Directive: Reproduce the goat-treat forum post word for word, everything from "So I'll be the" down to "thing of course)".

Selected text:
>> START
# Guilty as Charged



## DavyHollow (Jul 14, 2011)

Alright I know it'd probably terrible for them and I should never give them anything not specifically tailored to them, but I can't help it. They just look so darn cute!!

So I'll be the first to admit it. I give my goats treats. Very bad, very naughty treats that they shouldn't have.
   

Of course, I never give them too much and never in a frequent pattern (everyday for a week, etc.). They never get meat or anything. But truly, I can't seem the harm of a happy goat. Please don't butcher me or report me to the ASPCA for what I am about to tell you. Here's a list of my does favorite treats that they have had over the years:
- Sour Cream and Onion Chips
- Peanut Butter Crackers
- Original flavor doritos
- Peanut butter and jelly sandwich (not the whole thing of course)
- Caramel Apple pieces
- Cotton Candy (this one through them threw a loop)
- Candy Canes (original mint)

but my most unfortunate discovery and my most guilty pleasure is that my top milker absolutely LOVES Dr. Pepper. Like seriously, line up a bunch of soda bottles and she pick the Dr. Pepper one and run away every time. I swear she'd choose it over breathing if she had to. Of course, she never gets more than the smallest of servings at a time. But she loves it.
>> END
Information shown:
>> START
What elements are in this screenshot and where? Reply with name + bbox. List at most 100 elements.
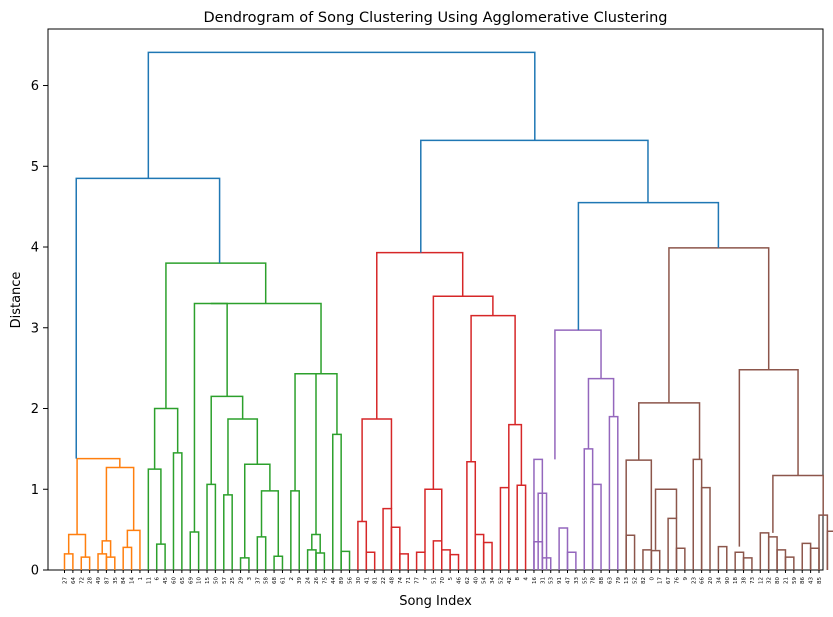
>> END
Task result:
So I'll be the first to admit it. I give my goats treats. Very bad, very naughty treats that they shouldn't have.
   

Of course, I never give them too much and never in a frequent pattern (everyday for a week, etc.). They never get meat or anything. But truly, I can't seem the harm of a happy goat. Please don't butcher me or report me to the ASPCA for what I am about to tell you. Here's a list of my does favorite treats that they have had over the years:
- Sour Cream and Onion Chips
- Peanut Butter Crackers
- Original flavor doritos
- Peanut butter and jelly sandwich (not the whole thing of course)